= EXERCISE DIRECTIONS =
In the entries below, how many lines hold the string "periarticular"? Give only the number.

= SUPPLIED DATA =
..............................

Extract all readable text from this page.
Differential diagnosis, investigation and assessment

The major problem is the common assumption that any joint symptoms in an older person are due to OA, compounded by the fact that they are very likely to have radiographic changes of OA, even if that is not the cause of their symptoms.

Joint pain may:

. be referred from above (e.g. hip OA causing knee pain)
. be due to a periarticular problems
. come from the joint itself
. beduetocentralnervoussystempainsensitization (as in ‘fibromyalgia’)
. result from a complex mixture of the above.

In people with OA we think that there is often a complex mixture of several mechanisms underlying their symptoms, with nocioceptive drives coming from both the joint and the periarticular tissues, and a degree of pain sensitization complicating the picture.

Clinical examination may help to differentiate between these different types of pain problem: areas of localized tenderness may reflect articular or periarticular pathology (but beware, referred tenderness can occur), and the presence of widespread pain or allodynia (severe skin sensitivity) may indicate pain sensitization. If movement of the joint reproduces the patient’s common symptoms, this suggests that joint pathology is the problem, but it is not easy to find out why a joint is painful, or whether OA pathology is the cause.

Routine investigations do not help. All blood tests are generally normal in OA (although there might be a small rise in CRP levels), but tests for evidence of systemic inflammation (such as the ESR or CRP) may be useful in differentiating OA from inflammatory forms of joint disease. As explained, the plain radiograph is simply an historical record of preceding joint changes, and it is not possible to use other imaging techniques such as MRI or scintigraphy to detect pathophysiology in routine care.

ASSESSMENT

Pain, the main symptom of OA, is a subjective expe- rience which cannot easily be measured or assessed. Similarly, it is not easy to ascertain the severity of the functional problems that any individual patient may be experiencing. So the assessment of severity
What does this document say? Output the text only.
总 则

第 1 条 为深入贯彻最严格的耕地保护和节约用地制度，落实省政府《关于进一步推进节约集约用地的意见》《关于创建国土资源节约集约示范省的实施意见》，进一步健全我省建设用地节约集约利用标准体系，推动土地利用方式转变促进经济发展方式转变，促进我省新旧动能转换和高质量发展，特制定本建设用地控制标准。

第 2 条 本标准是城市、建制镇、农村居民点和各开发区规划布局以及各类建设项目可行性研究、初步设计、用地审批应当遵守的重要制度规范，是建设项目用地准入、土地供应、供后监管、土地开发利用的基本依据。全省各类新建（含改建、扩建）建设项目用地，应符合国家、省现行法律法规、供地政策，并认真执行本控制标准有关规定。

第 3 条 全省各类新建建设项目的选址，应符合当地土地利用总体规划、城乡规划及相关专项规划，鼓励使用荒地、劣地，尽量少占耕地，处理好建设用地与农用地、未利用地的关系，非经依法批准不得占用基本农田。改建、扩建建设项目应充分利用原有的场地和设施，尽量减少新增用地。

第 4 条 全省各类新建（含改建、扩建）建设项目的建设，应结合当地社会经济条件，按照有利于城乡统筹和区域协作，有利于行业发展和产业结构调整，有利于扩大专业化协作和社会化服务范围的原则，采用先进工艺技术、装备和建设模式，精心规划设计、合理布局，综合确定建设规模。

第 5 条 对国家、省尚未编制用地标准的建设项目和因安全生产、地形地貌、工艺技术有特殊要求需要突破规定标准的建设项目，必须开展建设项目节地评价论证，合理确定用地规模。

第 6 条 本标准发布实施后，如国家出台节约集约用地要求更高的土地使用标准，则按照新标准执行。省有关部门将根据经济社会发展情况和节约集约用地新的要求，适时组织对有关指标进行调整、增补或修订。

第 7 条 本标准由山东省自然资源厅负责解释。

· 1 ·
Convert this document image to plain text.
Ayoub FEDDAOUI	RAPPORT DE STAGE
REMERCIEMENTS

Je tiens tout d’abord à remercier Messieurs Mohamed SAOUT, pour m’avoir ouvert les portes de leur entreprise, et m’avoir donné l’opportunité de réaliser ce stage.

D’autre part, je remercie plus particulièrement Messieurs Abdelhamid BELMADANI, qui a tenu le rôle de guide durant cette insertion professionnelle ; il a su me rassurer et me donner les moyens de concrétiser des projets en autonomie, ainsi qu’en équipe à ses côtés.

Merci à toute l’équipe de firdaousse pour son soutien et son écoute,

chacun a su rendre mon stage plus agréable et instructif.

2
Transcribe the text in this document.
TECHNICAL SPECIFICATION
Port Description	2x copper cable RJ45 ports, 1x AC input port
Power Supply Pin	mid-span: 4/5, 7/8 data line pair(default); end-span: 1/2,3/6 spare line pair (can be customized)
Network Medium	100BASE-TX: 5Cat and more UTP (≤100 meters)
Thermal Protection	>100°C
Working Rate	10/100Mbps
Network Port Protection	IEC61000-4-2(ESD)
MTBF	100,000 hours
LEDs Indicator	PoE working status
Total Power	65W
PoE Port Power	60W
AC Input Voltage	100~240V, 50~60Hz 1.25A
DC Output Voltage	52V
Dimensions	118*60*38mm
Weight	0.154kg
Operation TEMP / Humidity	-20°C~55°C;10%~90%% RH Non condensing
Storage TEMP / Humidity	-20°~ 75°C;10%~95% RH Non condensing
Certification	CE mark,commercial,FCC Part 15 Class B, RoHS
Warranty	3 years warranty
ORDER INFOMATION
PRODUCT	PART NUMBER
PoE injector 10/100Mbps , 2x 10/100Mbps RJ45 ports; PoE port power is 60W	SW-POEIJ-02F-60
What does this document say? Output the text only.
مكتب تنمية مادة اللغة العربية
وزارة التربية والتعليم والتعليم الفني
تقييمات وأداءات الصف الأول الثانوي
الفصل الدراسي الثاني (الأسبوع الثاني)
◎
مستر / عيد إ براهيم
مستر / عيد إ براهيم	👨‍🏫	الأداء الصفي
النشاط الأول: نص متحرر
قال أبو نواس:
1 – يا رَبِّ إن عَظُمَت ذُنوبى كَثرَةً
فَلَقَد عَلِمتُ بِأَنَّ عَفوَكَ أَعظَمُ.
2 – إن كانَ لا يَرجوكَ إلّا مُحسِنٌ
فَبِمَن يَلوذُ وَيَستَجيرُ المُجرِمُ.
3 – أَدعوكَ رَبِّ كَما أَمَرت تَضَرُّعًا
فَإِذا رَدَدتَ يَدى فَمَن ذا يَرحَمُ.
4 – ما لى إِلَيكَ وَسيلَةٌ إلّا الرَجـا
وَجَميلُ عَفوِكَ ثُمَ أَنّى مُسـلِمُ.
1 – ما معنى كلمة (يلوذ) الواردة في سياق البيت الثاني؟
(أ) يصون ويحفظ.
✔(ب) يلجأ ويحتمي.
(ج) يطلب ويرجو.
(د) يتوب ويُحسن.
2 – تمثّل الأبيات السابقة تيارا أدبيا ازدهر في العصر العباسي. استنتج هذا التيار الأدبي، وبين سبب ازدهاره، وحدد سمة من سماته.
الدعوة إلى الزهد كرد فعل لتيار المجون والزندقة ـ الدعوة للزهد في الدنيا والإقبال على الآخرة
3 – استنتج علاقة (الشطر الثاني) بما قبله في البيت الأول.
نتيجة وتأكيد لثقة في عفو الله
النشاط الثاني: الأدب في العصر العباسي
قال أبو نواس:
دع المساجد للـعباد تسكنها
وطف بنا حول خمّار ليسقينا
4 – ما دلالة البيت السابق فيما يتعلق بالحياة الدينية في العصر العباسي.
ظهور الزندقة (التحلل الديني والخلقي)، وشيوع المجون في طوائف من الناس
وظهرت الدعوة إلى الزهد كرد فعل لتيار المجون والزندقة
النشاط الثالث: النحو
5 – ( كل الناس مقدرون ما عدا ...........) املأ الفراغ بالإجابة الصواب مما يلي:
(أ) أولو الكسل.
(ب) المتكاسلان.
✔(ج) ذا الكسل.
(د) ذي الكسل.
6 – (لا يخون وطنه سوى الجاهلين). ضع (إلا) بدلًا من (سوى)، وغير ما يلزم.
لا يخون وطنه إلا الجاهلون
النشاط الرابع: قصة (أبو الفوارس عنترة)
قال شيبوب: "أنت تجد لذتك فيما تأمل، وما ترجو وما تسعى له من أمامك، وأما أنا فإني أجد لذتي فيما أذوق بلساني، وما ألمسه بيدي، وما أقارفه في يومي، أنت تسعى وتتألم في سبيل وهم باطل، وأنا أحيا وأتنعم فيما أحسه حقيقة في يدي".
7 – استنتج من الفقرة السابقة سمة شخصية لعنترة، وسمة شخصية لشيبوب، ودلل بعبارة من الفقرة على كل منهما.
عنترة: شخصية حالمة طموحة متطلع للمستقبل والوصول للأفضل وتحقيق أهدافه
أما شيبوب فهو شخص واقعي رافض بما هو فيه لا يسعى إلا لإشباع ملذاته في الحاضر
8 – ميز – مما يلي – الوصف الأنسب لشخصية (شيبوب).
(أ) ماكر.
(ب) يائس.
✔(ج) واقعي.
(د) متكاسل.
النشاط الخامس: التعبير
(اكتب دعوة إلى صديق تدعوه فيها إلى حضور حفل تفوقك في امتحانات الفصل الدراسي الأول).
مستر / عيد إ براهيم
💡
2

..............................

= EXERCISE SOLUTION =
3